**TASK REQUIREMENTS:**
Using the records provided below, locate and copy each line that contains the word "FORSYTE".

**RECORDS SHOWN:**

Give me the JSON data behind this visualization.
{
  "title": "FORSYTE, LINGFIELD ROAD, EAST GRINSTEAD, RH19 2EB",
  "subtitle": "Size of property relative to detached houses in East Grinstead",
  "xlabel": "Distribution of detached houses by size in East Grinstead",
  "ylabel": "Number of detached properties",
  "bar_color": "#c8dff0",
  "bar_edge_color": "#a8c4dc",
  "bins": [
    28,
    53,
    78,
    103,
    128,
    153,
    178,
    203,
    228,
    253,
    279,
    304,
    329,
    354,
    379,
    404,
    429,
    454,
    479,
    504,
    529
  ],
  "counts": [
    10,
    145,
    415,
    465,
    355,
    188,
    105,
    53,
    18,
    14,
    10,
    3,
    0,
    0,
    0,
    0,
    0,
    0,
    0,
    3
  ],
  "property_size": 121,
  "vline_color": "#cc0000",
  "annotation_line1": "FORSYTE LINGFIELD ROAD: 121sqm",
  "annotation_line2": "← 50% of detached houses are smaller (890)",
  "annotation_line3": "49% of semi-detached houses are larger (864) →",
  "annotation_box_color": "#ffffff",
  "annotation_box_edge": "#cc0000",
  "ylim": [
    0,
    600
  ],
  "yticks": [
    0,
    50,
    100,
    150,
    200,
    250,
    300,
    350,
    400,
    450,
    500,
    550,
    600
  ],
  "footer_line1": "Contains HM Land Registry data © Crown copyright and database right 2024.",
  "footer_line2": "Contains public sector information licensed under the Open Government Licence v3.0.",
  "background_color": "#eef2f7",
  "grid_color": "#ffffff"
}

**FULL ANSWER:**
  "title": "FORSYTE, LINGFIELD ROAD, EAST GRINSTEAD, RH19 2EB",
  "annotation_line1": "FORSYTE LINGFIELD ROAD: 121sqm",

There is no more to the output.